■ Material for this exercise:
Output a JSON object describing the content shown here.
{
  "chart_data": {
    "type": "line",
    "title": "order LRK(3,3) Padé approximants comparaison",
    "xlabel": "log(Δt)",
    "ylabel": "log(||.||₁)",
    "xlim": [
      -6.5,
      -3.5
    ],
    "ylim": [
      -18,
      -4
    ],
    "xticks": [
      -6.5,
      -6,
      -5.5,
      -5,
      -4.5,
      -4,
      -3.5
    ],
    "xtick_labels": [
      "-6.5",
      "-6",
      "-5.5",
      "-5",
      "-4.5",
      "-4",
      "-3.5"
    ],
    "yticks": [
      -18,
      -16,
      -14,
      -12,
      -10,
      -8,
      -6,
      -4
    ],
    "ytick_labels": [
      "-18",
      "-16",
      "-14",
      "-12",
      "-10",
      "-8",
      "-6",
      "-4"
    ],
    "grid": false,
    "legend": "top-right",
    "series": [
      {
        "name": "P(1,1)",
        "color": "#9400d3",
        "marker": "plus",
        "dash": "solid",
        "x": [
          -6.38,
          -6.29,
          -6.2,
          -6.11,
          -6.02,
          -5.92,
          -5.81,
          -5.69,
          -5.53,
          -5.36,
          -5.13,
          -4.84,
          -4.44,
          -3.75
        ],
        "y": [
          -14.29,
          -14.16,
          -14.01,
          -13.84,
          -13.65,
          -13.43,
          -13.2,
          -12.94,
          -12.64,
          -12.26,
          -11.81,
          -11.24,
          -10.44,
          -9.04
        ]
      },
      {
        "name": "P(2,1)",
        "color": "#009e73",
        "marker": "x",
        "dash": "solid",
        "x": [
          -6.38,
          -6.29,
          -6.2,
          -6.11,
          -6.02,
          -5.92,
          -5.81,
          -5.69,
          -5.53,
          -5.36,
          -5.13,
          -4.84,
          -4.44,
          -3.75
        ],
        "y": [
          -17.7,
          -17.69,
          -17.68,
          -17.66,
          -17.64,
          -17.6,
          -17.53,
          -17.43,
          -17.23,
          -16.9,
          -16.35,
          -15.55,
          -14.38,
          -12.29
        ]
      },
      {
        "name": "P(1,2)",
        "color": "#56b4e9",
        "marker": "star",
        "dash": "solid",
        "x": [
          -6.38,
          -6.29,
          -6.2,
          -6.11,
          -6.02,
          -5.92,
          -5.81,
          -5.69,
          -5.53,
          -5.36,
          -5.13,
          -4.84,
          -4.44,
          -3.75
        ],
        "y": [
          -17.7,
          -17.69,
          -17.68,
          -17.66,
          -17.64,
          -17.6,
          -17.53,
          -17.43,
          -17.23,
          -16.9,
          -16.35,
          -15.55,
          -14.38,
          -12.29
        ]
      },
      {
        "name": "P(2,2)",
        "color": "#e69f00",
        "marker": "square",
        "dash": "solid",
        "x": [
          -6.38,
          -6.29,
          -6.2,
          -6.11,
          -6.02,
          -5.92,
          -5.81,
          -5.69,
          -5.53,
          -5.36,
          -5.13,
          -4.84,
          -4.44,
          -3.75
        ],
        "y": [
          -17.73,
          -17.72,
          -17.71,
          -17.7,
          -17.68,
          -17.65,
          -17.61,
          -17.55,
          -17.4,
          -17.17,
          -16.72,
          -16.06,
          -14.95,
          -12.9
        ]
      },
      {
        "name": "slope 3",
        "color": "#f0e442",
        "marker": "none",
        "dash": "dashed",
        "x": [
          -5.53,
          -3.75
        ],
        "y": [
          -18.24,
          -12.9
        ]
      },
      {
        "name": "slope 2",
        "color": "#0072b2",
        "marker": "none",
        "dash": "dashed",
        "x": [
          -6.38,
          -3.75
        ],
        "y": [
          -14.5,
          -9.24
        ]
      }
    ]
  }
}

■ Task details: Write out every line from the entries where "color" appears.

■ Solution:
        "color": "#9400d3",
        "color": "#009e73",
        "color": "#56b4e9",
        "color": "#e69f00",
        "color": "#f0e442",
        "color": "#0072b2",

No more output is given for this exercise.